> _WORK TO DO_
Write the data below out exactly as it stands. Do not include the pictures.

[Data entries]

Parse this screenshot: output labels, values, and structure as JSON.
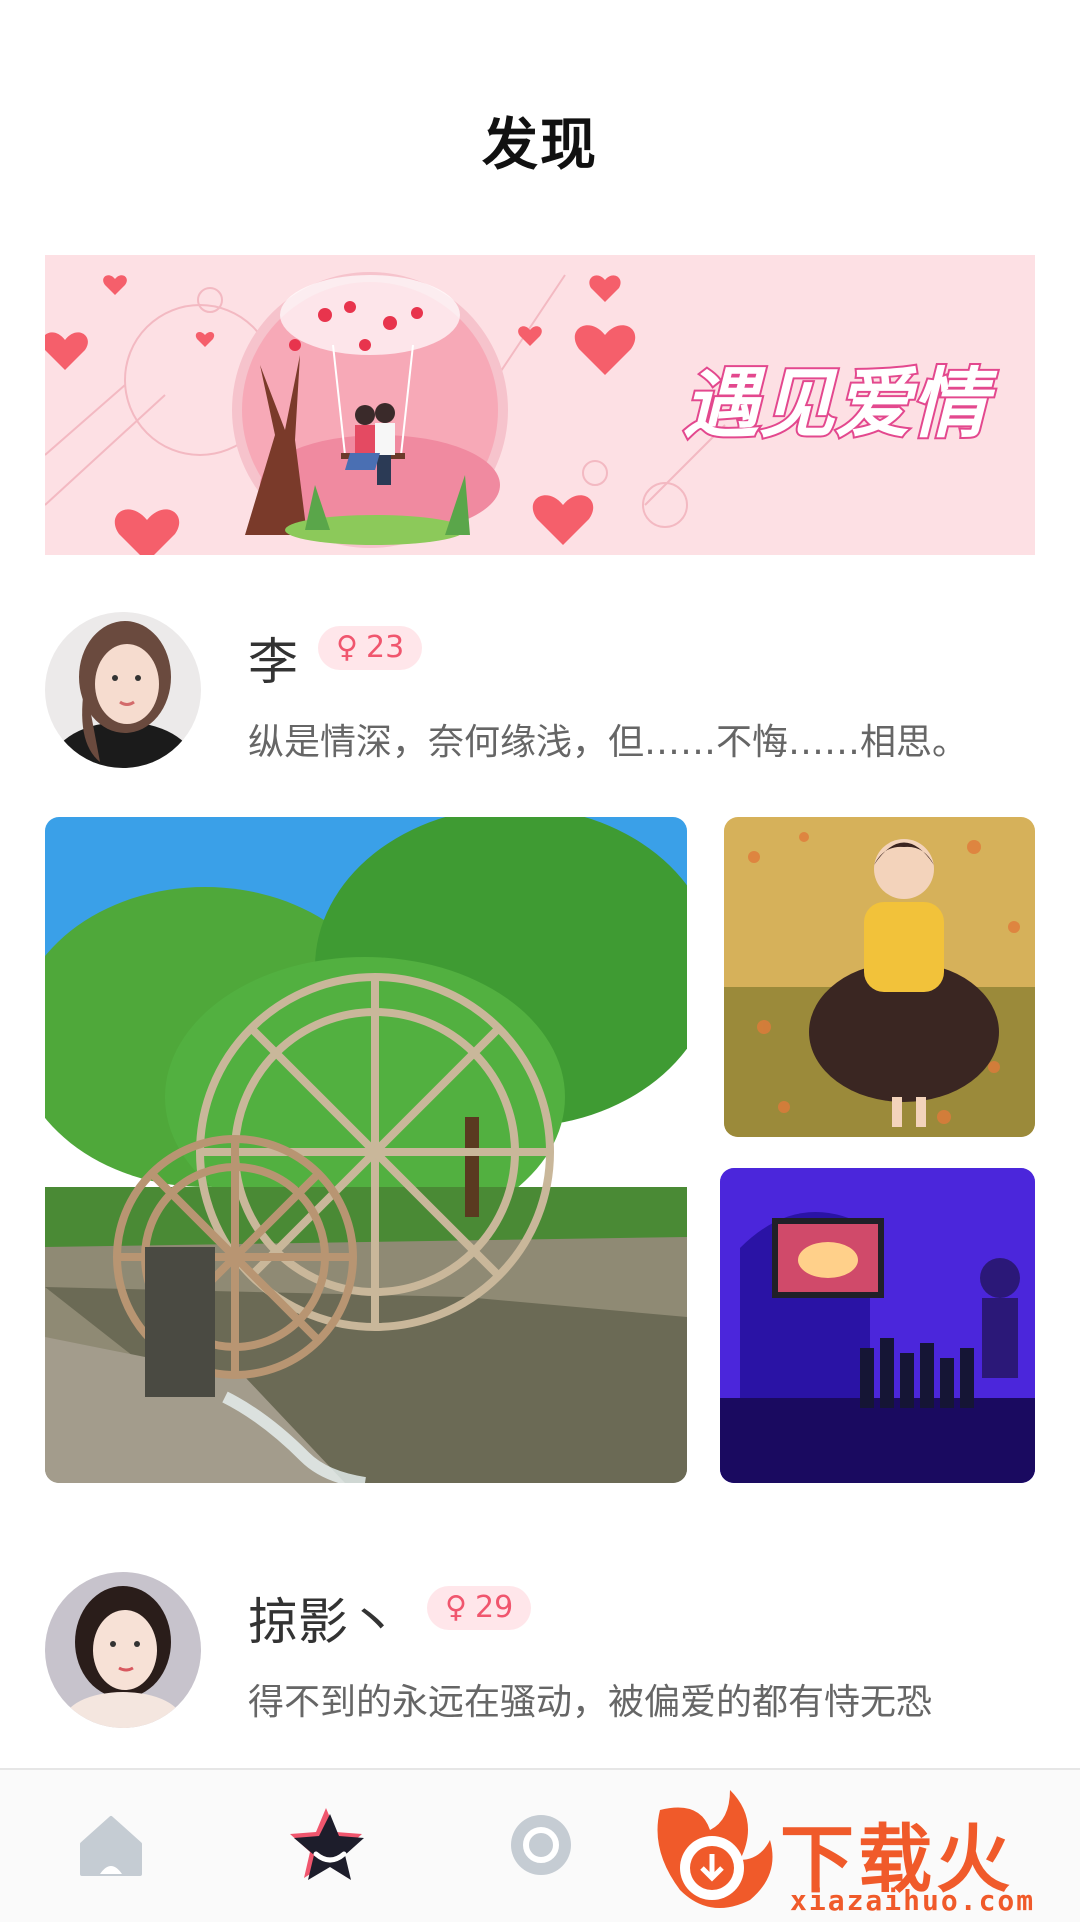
{
  "header": {
    "title": "发现"
  },
  "banner": {
    "text": "遇见爱情"
  },
  "posts": [
    {
      "name": "李",
      "gender_symbol": "♀",
      "age": "23",
      "bio": "纵是情深，奈何缘浅，但……不悔……相思。"
    },
    {
      "name": "掠影丶",
      "gender_symbol": "♀",
      "age": "29",
      "bio": "得不到的永远在骚动，被偏爱的都有恃无恐"
    }
  ],
  "tabbar": {
    "items": [
      {
        "icon": "home-icon",
        "active": false
      },
      {
        "icon": "star-icon",
        "active": true
      },
      {
        "icon": "circle-icon",
        "active": false
      },
      {
        "icon": "profile-icon",
        "active": false
      }
    ]
  },
  "watermark": {
    "text": "下载火",
    "url": "xiazaihuo.com"
  },
  "colors": {
    "accent": "#f0566e",
    "badge_bg": "#ffe6ea",
    "banner_bg": "#fde0e4",
    "watermark": "#f05a2a"
  }
}
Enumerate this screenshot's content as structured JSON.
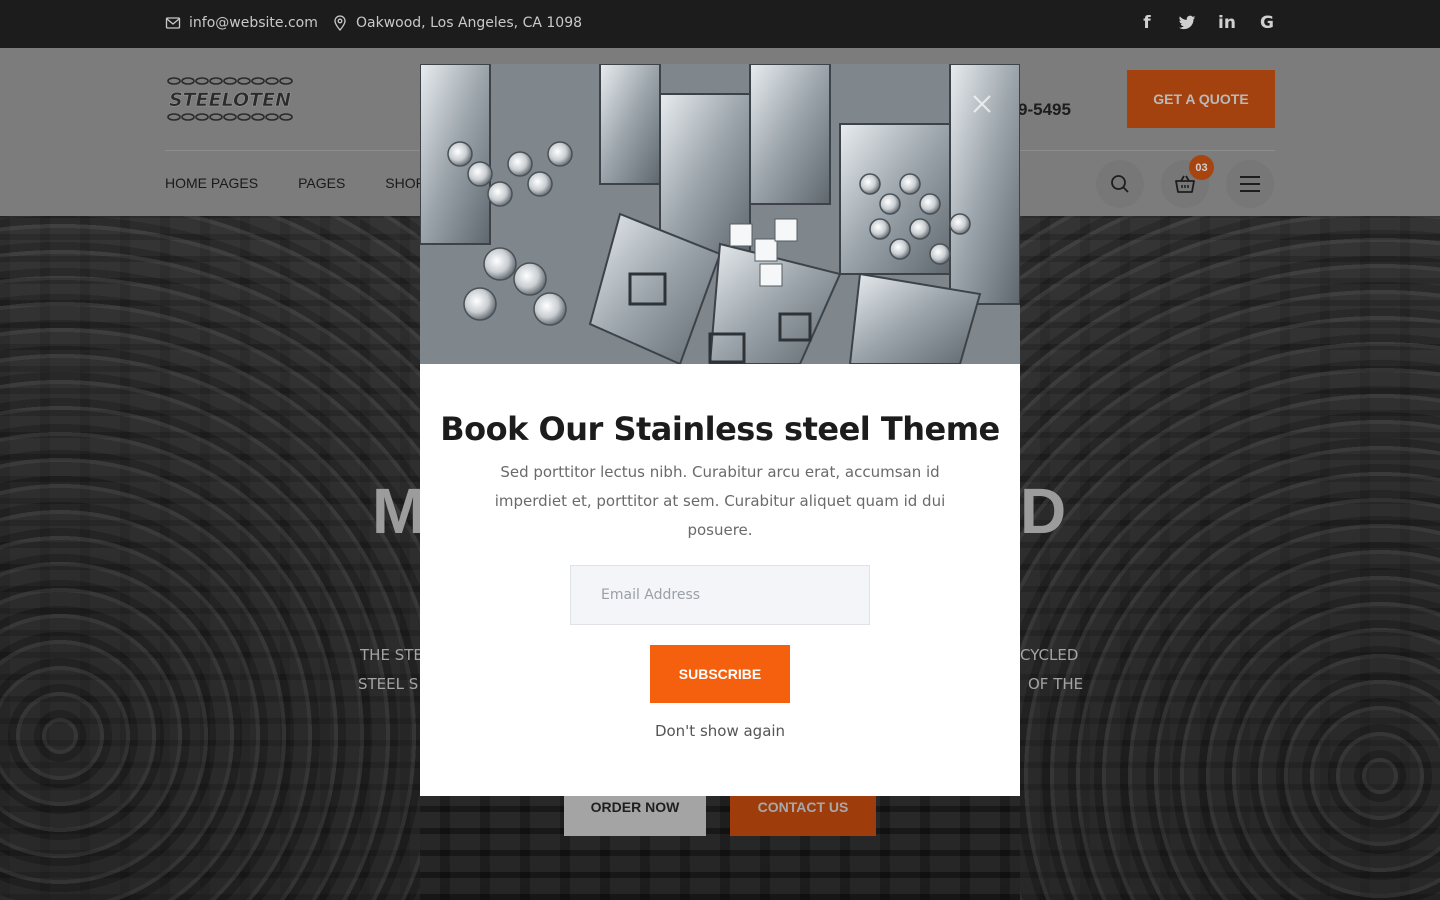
{
  "topbar": {
    "email": "info@website.com",
    "address": "Oakwood, Los Angeles, CA 1098",
    "social": [
      {
        "icon": "facebook-icon",
        "glyph": "f"
      },
      {
        "icon": "twitter-icon",
        "glyph": "t"
      },
      {
        "icon": "linkedin-icon",
        "glyph": "in"
      },
      {
        "icon": "google-icon",
        "glyph": "G"
      }
    ]
  },
  "header": {
    "logo_text": "STEELOTEN",
    "phone_partial": "9-5495",
    "quote_label": "GET A QUOTE",
    "nav": [
      "HOME PAGES",
      "PAGES",
      "SHOP"
    ],
    "cart_count": "03"
  },
  "hero": {
    "title_left": "M",
    "title_right": "D",
    "sub_line1_left": "THE STE",
    "sub_line1_right": "CYCLED",
    "sub_line2_left": "STEEL S",
    "sub_line2_right": "OF THE",
    "order_label": "ORDER NOW",
    "contact_label": "CONTACT US"
  },
  "modal": {
    "title": "Book Our Stainless steel Theme",
    "text": "Sed porttitor lectus nibh. Curabitur arcu erat, accumsan id imperdiet et, porttitor at sem. Curabitur aliquet quam id dui posuere.",
    "email_placeholder": "Email Address",
    "subscribe_label": "SUBSCRIBE",
    "dont_show_label": "Don't show again"
  },
  "colors": {
    "accent": "#f5600f",
    "topbar": "#1c1c1c",
    "overlay_dim": "#7c7c7c"
  }
}
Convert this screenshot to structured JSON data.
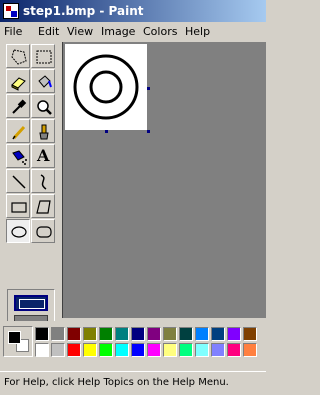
{
  "title": "step1.bmp - Paint",
  "menu": [
    "File",
    "Edit",
    "View",
    "Image",
    "Colors",
    "Help"
  ],
  "tools": [
    {
      "name": "free-form-select-icon"
    },
    {
      "name": "select-icon"
    },
    {
      "name": "eraser-icon"
    },
    {
      "name": "fill-with-color-icon"
    },
    {
      "name": "pick-color-icon"
    },
    {
      "name": "magnifier-icon"
    },
    {
      "name": "pencil-icon"
    },
    {
      "name": "brush-icon"
    },
    {
      "name": "airbrush-icon"
    },
    {
      "name": "text-icon",
      "glyph": "A"
    },
    {
      "name": "line-icon"
    },
    {
      "name": "curve-icon"
    },
    {
      "name": "rectangle-icon"
    },
    {
      "name": "polygon-icon"
    },
    {
      "name": "ellipse-icon",
      "active": true
    },
    {
      "name": "rounded-rectangle-icon"
    }
  ],
  "palette": {
    "foreground": "#000000",
    "background": "#ffffff",
    "top_row": [
      "#000000",
      "#808080",
      "#800000",
      "#808000",
      "#008000",
      "#008080",
      "#000080",
      "#800080",
      "#808040",
      "#004040",
      "#0080ff",
      "#004080",
      "#8000ff",
      "#804000"
    ],
    "bottom_row": [
      "#ffffff",
      "#c0c0c0",
      "#ff0000",
      "#ffff00",
      "#00ff00",
      "#00ffff",
      "#0000ff",
      "#ff00ff",
      "#ffff80",
      "#00ff80",
      "#80ffff",
      "#8080ff",
      "#ff0080",
      "#ff8040"
    ]
  },
  "status": "For Help, click Help Topics on the Help Menu."
}
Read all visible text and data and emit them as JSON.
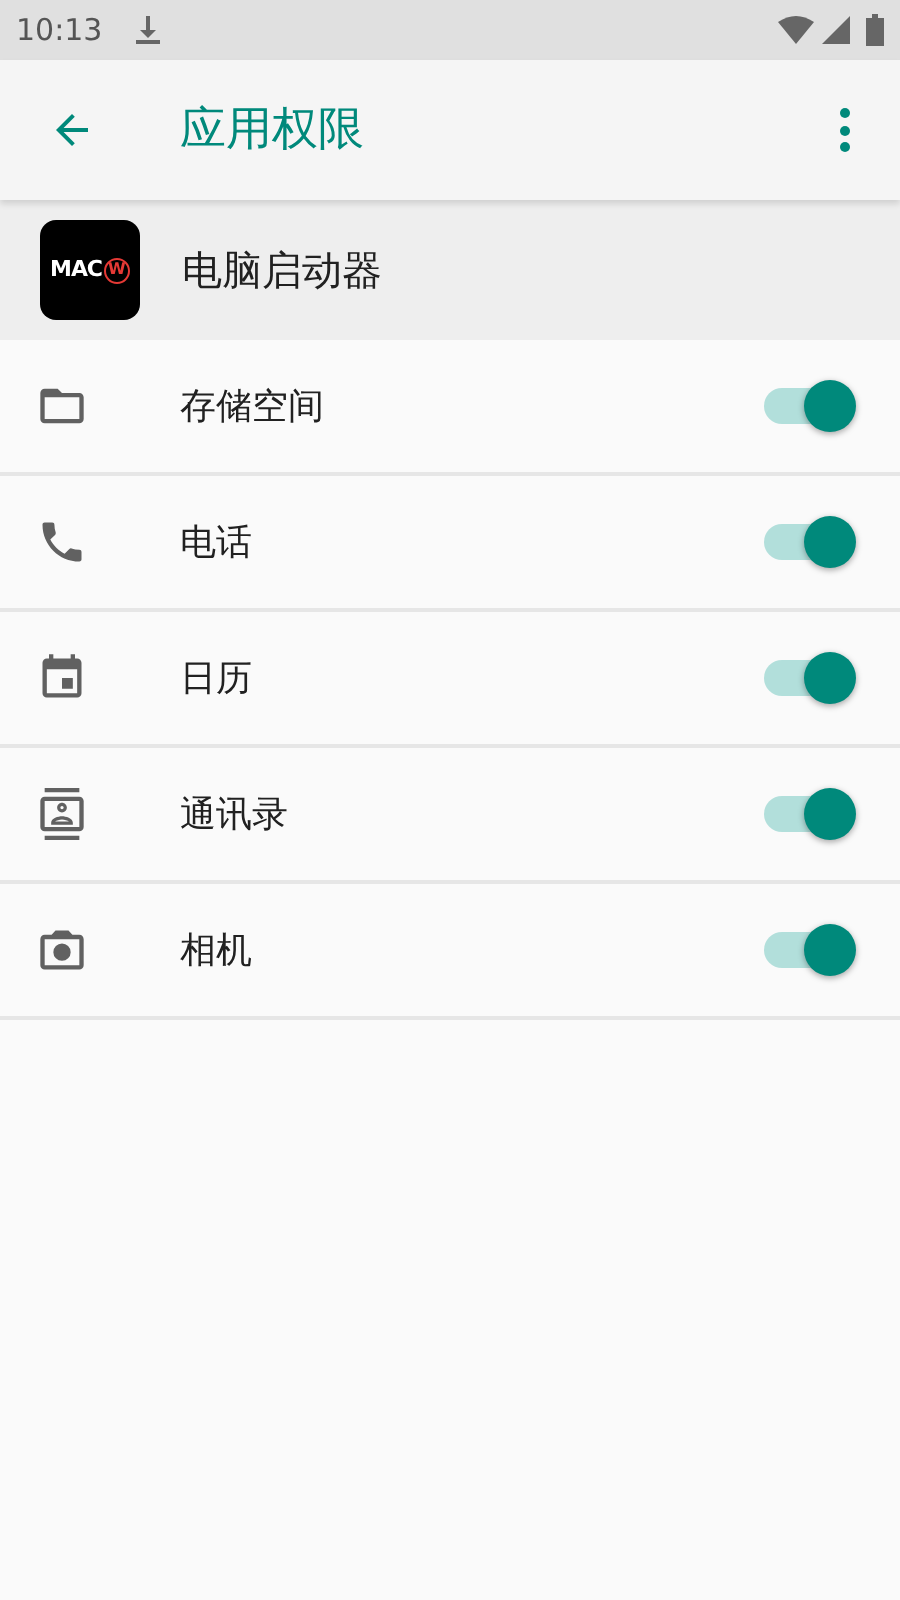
{
  "status_bar": {
    "time": "10:13"
  },
  "toolbar": {
    "title": "应用权限"
  },
  "app": {
    "name": "电脑启动器",
    "logo_text": "MAC",
    "logo_mark": "W"
  },
  "permissions": [
    {
      "kind": "folder",
      "label": "存储空间",
      "on": true
    },
    {
      "kind": "phone",
      "label": "电话",
      "on": true
    },
    {
      "kind": "calendar",
      "label": "日历",
      "on": true
    },
    {
      "kind": "contacts",
      "label": "通讯录",
      "on": true
    },
    {
      "kind": "camera",
      "label": "相机",
      "on": true
    }
  ]
}
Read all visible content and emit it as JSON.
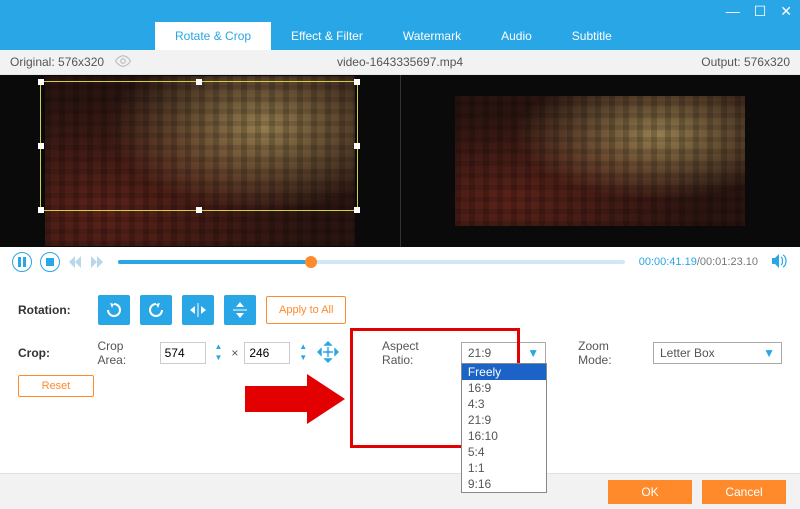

> _OUTPUT OF THE EXERCISE_
Parse this screenshot: output labels, values, and structure as JSON.
{
  "header": {
    "title": "发现"
  },
  "banner": {
    "text": "遇见爱情"
  },
  "posts": [
    {
      "name": "李",
      "gender_symbol": "♀",
      "age": "23",
      "bio": "纵是情深，奈何缘浅，但……不悔……相思。"
    },
    {
      "name": "掠影丶",
      "gender_symbol": "♀",
      "age": "29",
      "bio": "得不到的永远在骚动，被偏爱的都有恃无恐"
    }
  ],
  "tabbar": {
    "items": [
      {
        "icon": "home-icon",
        "active": false
      },
      {
        "icon": "star-icon",
        "active": true
      },
      {
        "icon": "circle-icon",
        "active": false
      },
      {
        "icon": "profile-icon",
        "active": false
      }
    ]
  },
  "watermark": {
    "text": "下载火",
    "url": "xiazaihuo.com"
  },
  "colors": {
    "accent": "#f0566e",
    "badge_bg": "#ffe6ea",
    "banner_bg": "#fde0e4",
    "watermark": "#f05a2a"
  }
}
Enumerate this screenshot's content as structured JSON.
{
  "topbar": {
    "email": "info@website.com",
    "address": "Oakwood, Los Angeles, CA 1098",
    "social": [
      {
        "icon": "facebook-icon",
        "glyph": "f"
      },
      {
        "icon": "twitter-icon",
        "glyph": "t"
      },
      {
        "icon": "linkedin-icon",
        "glyph": "in"
      },
      {
        "icon": "google-icon",
        "glyph": "G"
      }
    ]
  },
  "header": {
    "logo_text": "STEELOTEN",
    "phone_partial": "9-5495",
    "quote_label": "GET A QUOTE",
    "nav": [
      "HOME PAGES",
      "PAGES",
      "SHOP"
    ],
    "cart_count": "03"
  },
  "hero": {
    "title_left": "M",
    "title_right": "D",
    "sub_line1_left": "THE STE",
    "sub_line1_right": "CYCLED",
    "sub_line2_left": "STEEL S",
    "sub_line2_right": "OF THE",
    "order_label": "ORDER NOW",
    "contact_label": "CONTACT US"
  },
  "modal": {
    "title": "Book Our Stainless steel Theme",
    "text": "Sed porttitor lectus nibh. Curabitur arcu erat, accumsan id imperdiet et, porttitor at sem. Curabitur aliquet quam id dui posuere.",
    "email_placeholder": "Email Address",
    "subscribe_label": "SUBSCRIBE",
    "dont_show_label": "Don't show again"
  },
  "colors": {
    "accent": "#f5600f",
    "topbar": "#1c1c1c",
    "overlay_dim": "#7c7c7c"
  }
}
Convert this screenshot to structured JSON data.
{
  "title": "step1.bmp - Paint",
  "menu": [
    "File",
    "Edit",
    "View",
    "Image",
    "Colors",
    "Help"
  ],
  "tools": [
    {
      "name": "free-form-select-icon"
    },
    {
      "name": "select-icon"
    },
    {
      "name": "eraser-icon"
    },
    {
      "name": "fill-with-color-icon"
    },
    {
      "name": "pick-color-icon"
    },
    {
      "name": "magnifier-icon"
    },
    {
      "name": "pencil-icon"
    },
    {
      "name": "brush-icon"
    },
    {
      "name": "airbrush-icon"
    },
    {
      "name": "text-icon",
      "glyph": "A"
    },
    {
      "name": "line-icon"
    },
    {
      "name": "curve-icon"
    },
    {
      "name": "rectangle-icon"
    },
    {
      "name": "polygon-icon"
    },
    {
      "name": "ellipse-icon",
      "active": true
    },
    {
      "name": "rounded-rectangle-icon"
    }
  ],
  "palette": {
    "foreground": "#000000",
    "background": "#ffffff",
    "top_row": [
      "#000000",
      "#808080",
      "#800000",
      "#808000",
      "#008000",
      "#008080",
      "#000080",
      "#800080",
      "#808040",
      "#004040",
      "#0080ff",
      "#004080",
      "#8000ff",
      "#804000"
    ],
    "bottom_row": [
      "#ffffff",
      "#c0c0c0",
      "#ff0000",
      "#ffff00",
      "#00ff00",
      "#00ffff",
      "#0000ff",
      "#ff00ff",
      "#ffff80",
      "#00ff80",
      "#80ffff",
      "#8080ff",
      "#ff0080",
      "#ff8040"
    ]
  },
  "status": "For Help, click Help Topics on the Help Menu."
}
Read all visible text and data and emit them as JSON.
{
  "status_bar": {
    "time": "10:13"
  },
  "toolbar": {
    "title": "应用权限"
  },
  "app": {
    "name": "电脑启动器",
    "logo_text": "MAC",
    "logo_mark": "W"
  },
  "permissions": [
    {
      "kind": "folder",
      "label": "存储空间",
      "on": true
    },
    {
      "kind": "phone",
      "label": "电话",
      "on": true
    },
    {
      "kind": "calendar",
      "label": "日历",
      "on": true
    },
    {
      "kind": "contacts",
      "label": "通讯录",
      "on": true
    },
    {
      "kind": "camera",
      "label": "相机",
      "on": true
    }
  ]
}
Read all visible content and emit it as JSON.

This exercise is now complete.